Items listed in a dataset
--------------------------------------------------

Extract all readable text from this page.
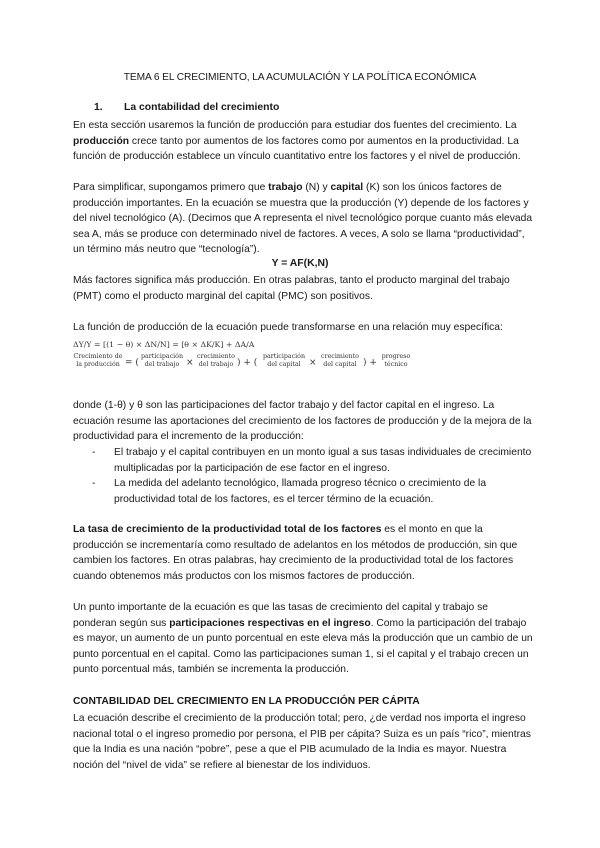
TEMA 6 EL CRECIMIENTO, LA ACUMULACIÓN Y LA POLÍTICA ECONÓMICA
1. La contabilidad del crecimiento
En esta sección usaremos la función de producción para estudiar dos fuentes del crecimiento. La producción crece tanto por aumentos de los factores como por aumentos en la productividad. La función de producción establece un vínculo cuantitativo entre los factores y el nivel de producción.
Para simplificar, supongamos primero que trabajo (N) y capital (K) son los únicos factores de producción importantes. En la ecuación se muestra que la producción (Y) depende de los factores y del nivel tecnológico (A). (Decimos que A representa el nivel tecnológico porque cuanto más elevada sea A, más se produce con determinado nivel de factores. A veces, A solo se llama “productividad”, un término más neutro que “tecnología”).
Y = AF(K,N)
Más factores significa más producción. En otras palabras, tanto el producto marginal del trabajo (PMT) como el producto marginal del capital (PMC) son positivos.
La función de producción de la ecuación puede transformarse en una relación muy específica:
ΔY/Y = [(1 − θ) × ΔN/N] = [θ × ΔK/K] + ΔA/A
Crecimiento de la producción = (
participación del trabajo ×
crecimiento del trabajo ) + (
participación del capital ×
crecimiento del capital ) +
progreso técnico
donde (1-θ) y θ son las participaciones del factor trabajo y del factor capital en el ingreso. La ecuación resume las aportaciones del crecimiento de los factores de producción y de la mejora de la productividad para el incremento de la producción:
- El trabajo y el capital contribuyen en un monto igual a sus tasas individuales de crecimiento multiplicadas por la participación de ese factor en el ingreso.
- La medida del adelanto tecnológico, llamada progreso técnico o crecimiento de la productividad total de los factores, es el tercer término de la ecuación.
La tasa de crecimiento de la productividad total de los factores es el monto en que la producción se incrementaría como resultado de adelantos en los métodos de producción, sin que cambien los factores. En otras palabras, hay crecimiento de la productividad total de los factores cuando obtenemos más productos con los mismos factores de producción.
Un punto importante de la ecuación es que las tasas de crecimiento del capital y trabajo se ponderan según sus participaciones respectivas en el ingreso. Como la participación del trabajo es mayor, un aumento de un punto porcentual en este eleva más la producción que un cambio de un punto porcentual en el capital. Como las participaciones suman 1, si el capital y el trabajo crecen un punto porcentual más, también se incrementa la producción.
CONTABILIDAD DEL CRECIMIENTO EN LA PRODUCCIÓN PER CÁPITA
La ecuación describe el crecimiento de la producción total; pero, ¿de verdad nos importa el ingreso nacional total o el ingreso promedio por persona, el PIB per cápita? Suiza es un país “rico”, mientras que la India es una nación “pobre”, pese a que el PIB acumulado de la India es mayor. Nuestra noción del “nivel de vida” se refiere al bienestar de los individuos.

--------------------------------------------------

_Given request_
Copy out every line where the word "técnico" occurs.

_Worked answer_
progreso técnico
- La medida del adelanto tecnológico, llamada progreso técnico o crecimiento de la productividad total de los factores, es el tercer término de la ecuación.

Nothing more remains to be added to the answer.